- **Directions for this task**
Filter the listing and keep only the lines with the word "Carbon".

START

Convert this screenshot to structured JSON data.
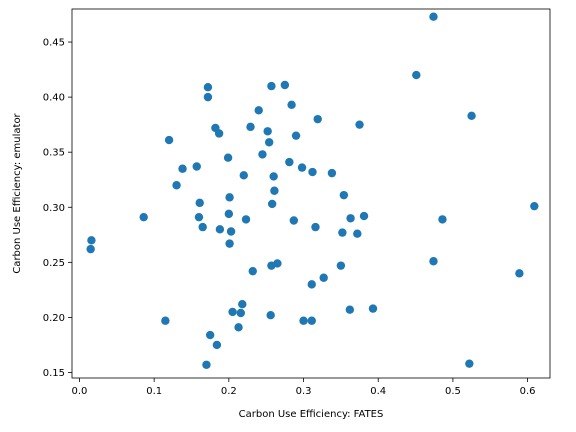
{
  "chart_data": {
    "type": "scatter",
    "title": "",
    "xlabel": "Carbon Use Efficiency: FATES",
    "ylabel": "Carbon Use Efficiency: emulator",
    "xlim": [
      -0.01,
      0.63
    ],
    "ylim": [
      0.145,
      0.48
    ],
    "xticks": [
      0.0,
      0.1,
      0.2,
      0.3,
      0.4,
      0.5,
      0.6
    ],
    "xtick_labels": [
      "0.0",
      "0.1",
      "0.2",
      "0.3",
      "0.4",
      "0.5",
      "0.6"
    ],
    "yticks": [
      0.15,
      0.2,
      0.25,
      0.3,
      0.35,
      0.4,
      0.45
    ],
    "ytick_labels": [
      "0.15",
      "0.20",
      "0.25",
      "0.30",
      "0.35",
      "0.40",
      "0.45"
    ],
    "grid": false,
    "point_color": "#1f77b4",
    "points": [
      [
        0.015,
        0.262
      ],
      [
        0.016,
        0.27
      ],
      [
        0.086,
        0.291
      ],
      [
        0.115,
        0.197
      ],
      [
        0.12,
        0.361
      ],
      [
        0.13,
        0.32
      ],
      [
        0.138,
        0.335
      ],
      [
        0.157,
        0.337
      ],
      [
        0.16,
        0.291
      ],
      [
        0.161,
        0.304
      ],
      [
        0.165,
        0.282
      ],
      [
        0.17,
        0.157
      ],
      [
        0.172,
        0.409
      ],
      [
        0.172,
        0.4
      ],
      [
        0.175,
        0.184
      ],
      [
        0.182,
        0.372
      ],
      [
        0.184,
        0.175
      ],
      [
        0.187,
        0.367
      ],
      [
        0.188,
        0.28
      ],
      [
        0.199,
        0.345
      ],
      [
        0.2,
        0.294
      ],
      [
        0.201,
        0.309
      ],
      [
        0.201,
        0.267
      ],
      [
        0.203,
        0.278
      ],
      [
        0.205,
        0.205
      ],
      [
        0.213,
        0.191
      ],
      [
        0.216,
        0.204
      ],
      [
        0.218,
        0.212
      ],
      [
        0.22,
        0.329
      ],
      [
        0.223,
        0.289
      ],
      [
        0.229,
        0.373
      ],
      [
        0.232,
        0.242
      ],
      [
        0.24,
        0.388
      ],
      [
        0.245,
        0.348
      ],
      [
        0.252,
        0.369
      ],
      [
        0.254,
        0.359
      ],
      [
        0.256,
        0.202
      ],
      [
        0.257,
        0.41
      ],
      [
        0.257,
        0.247
      ],
      [
        0.258,
        0.303
      ],
      [
        0.26,
        0.328
      ],
      [
        0.261,
        0.315
      ],
      [
        0.265,
        0.249
      ],
      [
        0.275,
        0.411
      ],
      [
        0.281,
        0.341
      ],
      [
        0.284,
        0.393
      ],
      [
        0.287,
        0.288
      ],
      [
        0.29,
        0.365
      ],
      [
        0.298,
        0.336
      ],
      [
        0.3,
        0.197
      ],
      [
        0.311,
        0.23
      ],
      [
        0.311,
        0.197
      ],
      [
        0.312,
        0.332
      ],
      [
        0.316,
        0.282
      ],
      [
        0.319,
        0.38
      ],
      [
        0.327,
        0.236
      ],
      [
        0.338,
        0.331
      ],
      [
        0.35,
        0.247
      ],
      [
        0.352,
        0.277
      ],
      [
        0.354,
        0.311
      ],
      [
        0.362,
        0.207
      ],
      [
        0.363,
        0.29
      ],
      [
        0.372,
        0.276
      ],
      [
        0.375,
        0.375
      ],
      [
        0.381,
        0.292
      ],
      [
        0.393,
        0.208
      ],
      [
        0.451,
        0.42
      ],
      [
        0.474,
        0.251
      ],
      [
        0.474,
        0.473
      ],
      [
        0.486,
        0.289
      ],
      [
        0.522,
        0.158
      ],
      [
        0.525,
        0.383
      ],
      [
        0.589,
        0.24
      ],
      [
        0.609,
        0.301
      ]
    ]
  }
}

END

- **Solution for this problem**
    "xlabel": "Carbon Use Efficiency: FATES",
    "ylabel": "Carbon Use Efficiency: emulator",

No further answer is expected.